## Text provided
______

The model we shall consider is the MSSM extended by including a gauge
singlet to give the necessary Higgs mixing and thus break SU(2)$_{\Lf}$
$\otimes$ U(1)$_{\Y}$ \cite{derendinger,barr}. The relevant
superpotential is

\begin{eqnarray}
\label{lowsuperpot}
 {\cal W} &= &\lambda_{1} {\Dn}_{\R} ({\Dn}_{\Lf}^{\dagger} {\h}^{0} -
  {\Up}_{\Lf}^{\dagger}{\h}^{-}) + \lambda_{2} {\Up}_{\R}
({\Up}_{\Lf}^{\dagger}
   {\bar {\h}}^{0} - {\Dn}_{\Lf}^{\dagger} {\bar {\h}}^{+}) \\
 & & + \lambda_{3} {\E}_{\R} ({\E}_{\Lf}^{\dagger} {\h}^{0}
 - \nu_{\Lf}^{\dagger}{\h}^{-})
 + \lambda_{7} ({\h}^{0} {\bar {\h}}^{0} - {\h}^{-} {\bar {\h}}^{+}) \phi_{0}
 + \lambda_{8}\phi^{3}_{0}.
\end{eqnarray}

\noindent
The first three terms give masses to the (s)quarks and (s)leptons, such
that $\lambda_{1} \langle {\h} \rangle$, $\lambda_{2} \langle {\bar {\h}}
\rangle$ and $\lambda_{3} \langle {\h} \rangle$ are the mass matrices of
the down quarks, up quarks, and electrons respectively (the generation
indices have been supressed). The form of eq.~(\ref{lowsuperpot}) is
clearly similar to the Standard Model superpotential, apart from the
presence of the last two couplings involving the gauge singlet
$\phi_{0}$, which replace the usual quadratic Higgs coupling, and
ensure a satisfactory breaking of SU(2)$_{\Lf}$ $\otimes$ U(1)$_{\Y}$. This
model is the minimal extension to the MSSM that contains only
trilinear couplings, thus making it a natural candidate to emerge from
level-one fermionic string theory. (It should be pointed out that in
the `flipped string' models \cite{anton1} no gauge singlet appears in
the low-energy effective potential, because such singlets may aquire
large VEVs at a scale of ${\cal O} (10^{11})$ GeV corresponding to the
condensation of scalars in the hidden SU(4) $\otimes$ SO(10) sector. We
are therefore not addressing schemes of this form.)

______

## Data extract
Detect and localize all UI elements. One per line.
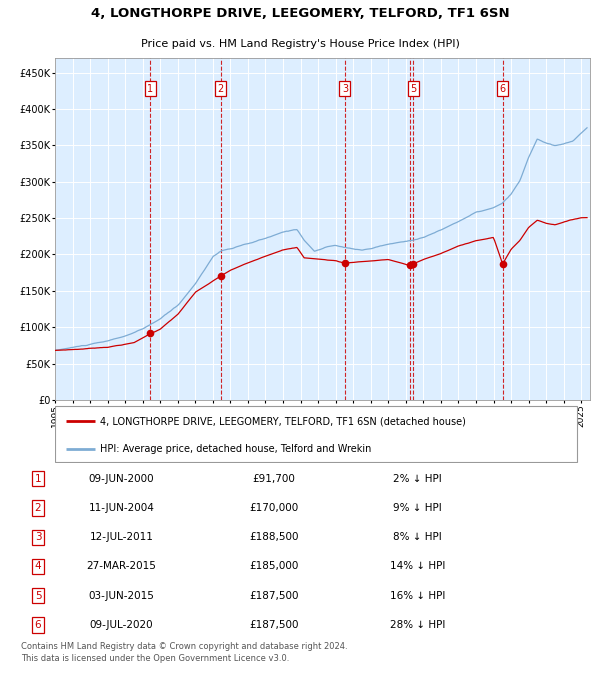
Text: 09-JUN-2000: 09-JUN-2000: [89, 474, 154, 483]
Text: 14% ↓ HPI: 14% ↓ HPI: [390, 562, 445, 571]
Text: £185,000: £185,000: [249, 562, 298, 571]
Text: Price paid vs. HM Land Registry's House Price Index (HPI): Price paid vs. HM Land Registry's House …: [140, 39, 460, 49]
Text: 3: 3: [342, 84, 348, 94]
Text: 2: 2: [217, 84, 224, 94]
Text: 03-JUN-2015: 03-JUN-2015: [88, 591, 154, 600]
Text: Contains HM Land Registry data © Crown copyright and database right 2024.: Contains HM Land Registry data © Crown c…: [21, 642, 347, 651]
Text: £188,500: £188,500: [249, 532, 299, 542]
Text: 6: 6: [35, 620, 41, 630]
Text: 16% ↓ HPI: 16% ↓ HPI: [390, 591, 445, 600]
Text: 28% ↓ HPI: 28% ↓ HPI: [390, 620, 445, 630]
FancyBboxPatch shape: [55, 406, 577, 462]
Text: 11-JUN-2004: 11-JUN-2004: [88, 503, 154, 513]
Text: 27-MAR-2015: 27-MAR-2015: [86, 562, 157, 571]
Text: 3: 3: [35, 532, 41, 542]
Text: £91,700: £91,700: [253, 474, 295, 483]
Text: 09-JUL-2020: 09-JUL-2020: [89, 620, 153, 630]
Text: 4: 4: [35, 562, 41, 571]
Text: This data is licensed under the Open Government Licence v3.0.: This data is licensed under the Open Gov…: [21, 653, 289, 662]
Text: 5: 5: [35, 591, 41, 600]
Text: £170,000: £170,000: [249, 503, 298, 513]
Text: 2% ↓ HPI: 2% ↓ HPI: [393, 474, 442, 483]
Text: £187,500: £187,500: [249, 591, 299, 600]
Text: 4, LONGTHORPE DRIVE, LEEGOMERY, TELFORD, TF1 6SN (detached house): 4, LONGTHORPE DRIVE, LEEGOMERY, TELFORD,…: [100, 416, 466, 426]
Text: 6: 6: [500, 84, 506, 94]
Text: £187,500: £187,500: [249, 620, 299, 630]
Text: 9% ↓ HPI: 9% ↓ HPI: [393, 503, 442, 513]
Text: 2: 2: [35, 503, 41, 513]
Text: 1: 1: [148, 84, 154, 94]
Text: 1: 1: [35, 474, 41, 483]
Text: HPI: Average price, detached house, Telford and Wrekin: HPI: Average price, detached house, Telf…: [100, 443, 371, 454]
Text: 12-JUL-2011: 12-JUL-2011: [89, 532, 154, 542]
Text: 8% ↓ HPI: 8% ↓ HPI: [393, 532, 442, 542]
Text: 5: 5: [410, 84, 416, 94]
Text: 4, LONGTHORPE DRIVE, LEEGOMERY, TELFORD, TF1 6SN: 4, LONGTHORPE DRIVE, LEEGOMERY, TELFORD,…: [91, 7, 509, 20]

______

## Written tasks
1 - In the passage on the singlet-extended MSSM, what do the first three terms of the superpotential give masses to?
2 - Using the passage on the singlet-extended MSSM, explain why no gauge singlet appears in the low-energy effective potential of the "flipped string" models.
3 - Extend the passage on the singlet-extended MSSM, starting after its final sentence.

## Answers in order
1 - They give masses to the (s)quarks and (s)leptons.

2 - In those models, such singlets may acquire large VEVs at a scale of order 10^11 GeV. That scale corresponds to the condensation of scalars in the hidden SU(4) ⊗ SO(10) sector.

3 -
\smallskip \par
The phenomenology of such models has been studied extensively in the
literature \cite{greene}-\cite{olive2}, \cite{barr}-\cite{ellis7}, but
relatively little attention has been paid to the cosmological relic
abundance of the neutralinos therein. Other proposed dark matter
candidates are the `flatino' superpartner of the massless scalar flat
field (`flaton') after SU(5) $\otimes$ U(1) symmetry breaking
\cite{ellis6} and the integer-charged bound states (`cryptons') in some
hidden sector \cite{ellis7}. The flatino/neutralino mass matrix is
restricted by the amount of R-parity breaking which is induced. This is
because models with broken R-parity (such as the minimal flipped SU(5)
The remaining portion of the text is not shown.